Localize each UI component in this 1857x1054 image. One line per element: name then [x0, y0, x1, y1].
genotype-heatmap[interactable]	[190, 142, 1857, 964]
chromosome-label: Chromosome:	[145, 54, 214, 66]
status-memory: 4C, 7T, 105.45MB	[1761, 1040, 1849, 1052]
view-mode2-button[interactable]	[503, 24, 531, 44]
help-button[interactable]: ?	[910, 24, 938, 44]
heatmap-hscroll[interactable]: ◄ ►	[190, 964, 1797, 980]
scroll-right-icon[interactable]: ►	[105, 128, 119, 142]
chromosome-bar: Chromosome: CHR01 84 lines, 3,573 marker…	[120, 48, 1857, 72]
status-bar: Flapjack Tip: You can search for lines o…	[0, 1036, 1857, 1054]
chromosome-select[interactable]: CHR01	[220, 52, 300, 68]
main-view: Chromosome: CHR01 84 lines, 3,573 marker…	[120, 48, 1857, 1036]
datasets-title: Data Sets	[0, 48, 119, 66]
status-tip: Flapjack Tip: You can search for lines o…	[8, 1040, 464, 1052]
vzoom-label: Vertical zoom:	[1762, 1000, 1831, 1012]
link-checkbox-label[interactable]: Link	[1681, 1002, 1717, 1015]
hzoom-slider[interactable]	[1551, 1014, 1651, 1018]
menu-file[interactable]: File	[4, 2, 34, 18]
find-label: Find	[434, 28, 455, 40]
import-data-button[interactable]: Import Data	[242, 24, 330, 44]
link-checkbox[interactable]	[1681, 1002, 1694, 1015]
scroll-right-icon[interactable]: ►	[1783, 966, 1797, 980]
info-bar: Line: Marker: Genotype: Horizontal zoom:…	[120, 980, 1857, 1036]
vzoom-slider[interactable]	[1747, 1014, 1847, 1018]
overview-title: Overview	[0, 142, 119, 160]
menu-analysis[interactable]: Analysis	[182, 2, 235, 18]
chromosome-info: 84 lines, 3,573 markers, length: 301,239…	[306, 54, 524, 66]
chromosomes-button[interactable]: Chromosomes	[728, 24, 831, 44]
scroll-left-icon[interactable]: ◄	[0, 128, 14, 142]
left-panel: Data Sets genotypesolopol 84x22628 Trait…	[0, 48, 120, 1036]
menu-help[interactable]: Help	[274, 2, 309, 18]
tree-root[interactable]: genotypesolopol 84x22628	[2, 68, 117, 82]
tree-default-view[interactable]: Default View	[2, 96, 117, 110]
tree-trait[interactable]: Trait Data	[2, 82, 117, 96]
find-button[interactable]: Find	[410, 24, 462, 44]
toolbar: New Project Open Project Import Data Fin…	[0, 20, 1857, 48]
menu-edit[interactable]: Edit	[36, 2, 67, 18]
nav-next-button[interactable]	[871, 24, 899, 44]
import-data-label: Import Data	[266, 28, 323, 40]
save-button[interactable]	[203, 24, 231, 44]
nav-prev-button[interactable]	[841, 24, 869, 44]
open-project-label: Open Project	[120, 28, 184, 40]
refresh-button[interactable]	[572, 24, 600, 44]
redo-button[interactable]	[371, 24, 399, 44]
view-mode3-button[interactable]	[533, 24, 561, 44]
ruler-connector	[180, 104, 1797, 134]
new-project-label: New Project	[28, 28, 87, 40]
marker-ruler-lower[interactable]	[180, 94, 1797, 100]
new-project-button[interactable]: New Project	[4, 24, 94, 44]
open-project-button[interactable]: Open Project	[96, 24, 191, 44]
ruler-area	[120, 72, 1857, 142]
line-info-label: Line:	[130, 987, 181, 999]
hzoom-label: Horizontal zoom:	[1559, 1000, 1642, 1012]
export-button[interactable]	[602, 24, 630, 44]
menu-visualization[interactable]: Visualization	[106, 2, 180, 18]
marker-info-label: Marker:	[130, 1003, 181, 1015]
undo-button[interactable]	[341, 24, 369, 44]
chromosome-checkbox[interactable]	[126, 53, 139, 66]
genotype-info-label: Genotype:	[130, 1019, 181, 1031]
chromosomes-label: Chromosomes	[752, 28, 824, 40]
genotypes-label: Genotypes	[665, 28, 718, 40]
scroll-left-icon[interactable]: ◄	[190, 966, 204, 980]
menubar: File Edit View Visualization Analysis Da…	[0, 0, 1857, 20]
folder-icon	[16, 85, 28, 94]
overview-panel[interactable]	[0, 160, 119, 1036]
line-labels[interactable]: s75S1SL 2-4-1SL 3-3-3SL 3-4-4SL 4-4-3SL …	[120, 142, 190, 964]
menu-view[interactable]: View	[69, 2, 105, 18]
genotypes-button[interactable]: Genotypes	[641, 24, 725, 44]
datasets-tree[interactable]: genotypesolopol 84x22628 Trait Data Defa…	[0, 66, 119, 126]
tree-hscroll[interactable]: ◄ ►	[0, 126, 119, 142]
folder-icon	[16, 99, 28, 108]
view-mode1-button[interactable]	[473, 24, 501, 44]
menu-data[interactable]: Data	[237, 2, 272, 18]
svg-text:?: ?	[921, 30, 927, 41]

• _Problem details_
Turn the data above into a Markdown table with the columns Row and Text, putting each line in its own numbered row and skipping blank lines.

• _Output for this task_
| Row | Text |
|---|---|
| 1 | Localize each UI component in this 1857x1054 image. One line per element: name then [x0, y0, x1, y1]. |
| 2 | genotype-heatmap[interactable]	[190, 142, 1857, 964] |
| 3 | chromosome-label: Chromosome:	[145, 54, 214, 66] |
| 4 | status-memory: 4C, 7T, 105.45MB	[1761, 1040, 1849, 1052] |
| 5 | view-mode2-button[interactable]	[503, 24, 531, 44] |
| 6 | help-button[interactable]: ?	[910, 24, 938, 44] |
| 7 | heatmap-hscroll[interactable]: ◄ ►	[190, 964, 1797, 980] |
| 8 | scroll-right-icon[interactable]: ►	[105, 128, 119, 142] |
| 9 | chromosome-bar: Chromosome: CHR01 84 lines, 3,573 marker…	[120, 48, 1857, 72] |
| 10 | status-bar: Flapjack Tip: You can search for lines o…	[0, 1036, 1857, 1054] |
| 11 | chromosome-select[interactable]: CHR01	[220, 52, 300, 68] |
| 12 | main-view: Chromosome: CHR01 84 lines, 3,573 marker…	[120, 48, 1857, 1036] |
| 13 | datasets-title: Data Sets	[0, 48, 119, 66] |
| 14 | status-tip: Flapjack Tip: You can search for lines o…	[8, 1040, 464, 1052] |
| 15 | vzoom-label: Vertical zoom:	[1762, 1000, 1831, 1012] |
| 16 | link-checkbox-label[interactable]: Link	[1681, 1002, 1717, 1015] |
| 17 | hzoom-slider[interactable]	[1551, 1014, 1651, 1018] |
| 18 | menu-file[interactable]: File	[4, 2, 34, 18] |
| 19 | find-label: Find	[434, 28, 455, 40] |
| 20 | import-data-button[interactable]: Import Data	[242, 24, 330, 44] |
| 21 | link-checkbox[interactable]	[1681, 1002, 1694, 1015] |
| 22 | scroll-right-icon[interactable]: ►	[1783, 966, 1797, 980] |
| 23 | info-bar: Line: Marker: Genotype: Horizontal zoom:…	[120, 980, 1857, 1036] |
| 24 | vzoom-slider[interactable]	[1747, 1014, 1847, 1018] |
| 25 | overview-title: Overview	[0, 142, 119, 160] |
| 26 | menu-analysis[interactable]: Analysis	[182, 2, 235, 18] |
| 27 | chromosome-info: 84 lines, 3,573 markers, length: 301,239…	[306, 54, 524, 66] |
| 28 | chromosomes-button[interactable]: Chromosomes	[728, 24, 831, 44] |
| 29 | scroll-left-icon[interactable]: ◄	[0, 128, 14, 142] |
| 30 | left-panel: Data Sets genotypesolopol 84x22628 Trait…	[0, 48, 120, 1036] |
| 31 | menu-help[interactable]: Help	[274, 2, 309, 18] |
| 32 | tree-root[interactable]: genotypesolopol 84x22628	[2, 68, 117, 82] |
| 33 | tree-default-view[interactable]: Default View	[2, 96, 117, 110] |
| 34 | tree-trait[interactable]: Trait Data	[2, 82, 117, 96] |
| 35 | find-button[interactable]: Find	[410, 24, 462, 44] |
| 36 | toolbar: New Project Open Project Import Data Fin…	[0, 20, 1857, 48] |
| 37 | menu-edit[interactable]: Edit	[36, 2, 67, 18] |
| 38 | nav-next-button[interactable]	[871, 24, 899, 44] |
| 39 | import-data-label: Import Data	[266, 28, 323, 40] |
| 40 | save-button[interactable]	[203, 24, 231, 44] |
| 41 | nav-prev-button[interactable]	[841, 24, 869, 44] |
| 42 | open-project-label: Open Project	[120, 28, 184, 40] |
| 43 | refresh-button[interactable]	[572, 24, 600, 44] |
| 44 | redo-button[interactable]	[371, 24, 399, 44] |
| 45 | view-mode3-button[interactable]	[533, 24, 561, 44] |
| 46 | ruler-connector	[180, 104, 1797, 134] |
| 47 | new-project-label: New Project	[28, 28, 87, 40] |
| 48 | marker-ruler-lower[interactable]	[180, 94, 1797, 100] |
| 49 | new-project-button[interactable]: New Project	[4, 24, 94, 44] |
| 50 | open-project-button[interactable]: Open Project	[96, 24, 191, 44] |
| 51 | ruler-area	[120, 72, 1857, 142] |
| 52 | line-info-label: Line:	[130, 987, 181, 999] |
| 53 | hzoom-label: Horizontal zoom:	[1559, 1000, 1642, 1012] |
| 54 | export-button[interactable]	[602, 24, 630, 44] |
| 55 | menu-visualization[interactable]: Visualization	[106, 2, 180, 18] |
| 56 | marker-info-label: Marker:	[130, 1003, 181, 1015] |
| 57 | undo-button[interactable]	[341, 24, 369, 44] |
| 58 | chromosome-checkbox[interactable]	[126, 53, 139, 66] |
| 59 | genotype-info-label: Genotype:	[130, 1019, 181, 1031] |
| 60 | chromosomes-label: Chromosomes	[752, 28, 824, 40] |
| 61 | genotypes-label: Genotypes	[665, 28, 718, 40] |
| 62 | scroll-left-icon[interactable]: ◄	[190, 966, 204, 980] |
| 63 | menubar: File Edit View Visualization Analysis Da…	[0, 0, 1857, 20] |
| 64 | folder-icon	[16, 85, 28, 94] |
| 65 | overview-panel[interactable]	[0, 160, 119, 1036] |
| 66 | line-labels[interactable]: s75S1SL 2-4-1SL 3-3-3SL 3-4-4SL 4-4-3SL …	[120, 142, 190, 964] |
| 67 | menu-view[interactable]: View	[69, 2, 105, 18] |
| 68 | genotypes-button[interactable]: Genotypes	[641, 24, 725, 44] |
| 69 | datasets-tree[interactable]: genotypesolopol 84x22628 Trait Data Defa…	[0, 66, 119, 126] |
| 70 | tree-hscroll[interactable]: ◄ ►	[0, 126, 119, 142] |
| 71 | folder-icon	[16, 99, 28, 108] |
| 72 | view-mode1-button[interactable]	[473, 24, 501, 44] |
| 73 | menu-data[interactable]: Data	[237, 2, 272, 18] |
| 74 | svg-text:?: ?	[921, 30, 927, 41] |